§ Written task:
Begin with the line containing "Output a JSON" and copy each line exactly through the last line of the entries, inclusive.

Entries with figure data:
— start —

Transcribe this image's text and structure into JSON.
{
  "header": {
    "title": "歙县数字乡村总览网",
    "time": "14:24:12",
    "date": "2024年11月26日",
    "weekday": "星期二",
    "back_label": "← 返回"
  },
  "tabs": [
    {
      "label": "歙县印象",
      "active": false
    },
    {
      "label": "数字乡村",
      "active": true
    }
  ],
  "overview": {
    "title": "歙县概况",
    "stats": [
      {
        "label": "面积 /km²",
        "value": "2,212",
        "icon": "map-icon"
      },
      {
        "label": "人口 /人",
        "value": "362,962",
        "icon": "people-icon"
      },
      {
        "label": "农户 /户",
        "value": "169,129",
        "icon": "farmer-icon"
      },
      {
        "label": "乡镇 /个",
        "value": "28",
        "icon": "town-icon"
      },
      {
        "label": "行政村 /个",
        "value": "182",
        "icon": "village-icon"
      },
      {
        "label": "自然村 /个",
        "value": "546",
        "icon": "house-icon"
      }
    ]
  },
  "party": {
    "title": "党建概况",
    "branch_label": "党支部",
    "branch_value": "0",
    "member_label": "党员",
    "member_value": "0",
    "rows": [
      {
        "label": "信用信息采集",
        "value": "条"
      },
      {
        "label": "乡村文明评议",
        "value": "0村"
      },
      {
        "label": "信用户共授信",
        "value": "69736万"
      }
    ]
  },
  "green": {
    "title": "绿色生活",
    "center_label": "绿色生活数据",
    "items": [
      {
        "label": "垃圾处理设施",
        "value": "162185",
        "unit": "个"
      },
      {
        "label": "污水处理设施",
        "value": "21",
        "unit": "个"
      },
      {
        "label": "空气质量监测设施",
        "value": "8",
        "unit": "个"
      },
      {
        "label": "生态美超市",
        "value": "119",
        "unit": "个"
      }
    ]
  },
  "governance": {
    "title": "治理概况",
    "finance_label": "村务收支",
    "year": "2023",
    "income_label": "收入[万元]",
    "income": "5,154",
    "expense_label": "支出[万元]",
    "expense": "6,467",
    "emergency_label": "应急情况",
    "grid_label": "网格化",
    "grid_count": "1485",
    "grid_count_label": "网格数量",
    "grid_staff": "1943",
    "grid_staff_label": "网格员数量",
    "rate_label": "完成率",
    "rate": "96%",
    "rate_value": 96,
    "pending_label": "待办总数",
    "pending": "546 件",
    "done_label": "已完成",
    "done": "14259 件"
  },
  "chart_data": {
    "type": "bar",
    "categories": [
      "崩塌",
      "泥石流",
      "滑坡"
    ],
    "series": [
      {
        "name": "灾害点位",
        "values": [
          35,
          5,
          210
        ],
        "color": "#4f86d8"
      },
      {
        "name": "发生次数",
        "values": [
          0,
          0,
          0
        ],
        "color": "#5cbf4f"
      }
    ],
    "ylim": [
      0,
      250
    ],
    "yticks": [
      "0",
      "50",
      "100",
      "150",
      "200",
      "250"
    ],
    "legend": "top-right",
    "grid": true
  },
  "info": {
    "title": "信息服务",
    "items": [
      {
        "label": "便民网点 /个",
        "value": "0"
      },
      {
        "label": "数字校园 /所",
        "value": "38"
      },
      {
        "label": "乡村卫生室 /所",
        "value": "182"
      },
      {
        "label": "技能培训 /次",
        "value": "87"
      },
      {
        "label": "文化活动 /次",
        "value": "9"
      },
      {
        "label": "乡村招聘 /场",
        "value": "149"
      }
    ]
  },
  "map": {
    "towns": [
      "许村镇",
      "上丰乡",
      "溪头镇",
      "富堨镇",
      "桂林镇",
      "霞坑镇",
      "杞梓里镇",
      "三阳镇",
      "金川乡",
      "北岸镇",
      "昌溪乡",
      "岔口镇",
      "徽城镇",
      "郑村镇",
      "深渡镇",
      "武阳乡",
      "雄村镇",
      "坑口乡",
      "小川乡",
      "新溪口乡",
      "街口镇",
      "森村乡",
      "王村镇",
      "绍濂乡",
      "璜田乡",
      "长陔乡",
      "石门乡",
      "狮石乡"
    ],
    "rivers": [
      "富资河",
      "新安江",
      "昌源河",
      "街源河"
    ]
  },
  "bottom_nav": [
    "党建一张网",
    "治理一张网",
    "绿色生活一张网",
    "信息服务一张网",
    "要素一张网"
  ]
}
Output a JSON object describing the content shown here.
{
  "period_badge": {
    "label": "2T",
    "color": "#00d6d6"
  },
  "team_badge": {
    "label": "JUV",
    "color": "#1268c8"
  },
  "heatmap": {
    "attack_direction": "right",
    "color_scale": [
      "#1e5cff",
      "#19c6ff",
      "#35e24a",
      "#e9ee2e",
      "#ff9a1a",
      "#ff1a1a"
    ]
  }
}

— end —

§ Solution below:
Output a JSON object describing the content shown here.
{
  "period_badge": {
    "label": "2T",
    "color": "#00d6d6"
  },
  "team_badge": {
    "label": "JUV",
    "color": "#1268c8"
  },
  "heatmap": {
    "attack_direction": "right",
    "color_scale": [
      "#1e5cff",
      "#19c6ff",
      "#35e24a",
      "#e9ee2e",
      "#ff9a1a",
      "#ff1a1a"
    ]
  }
}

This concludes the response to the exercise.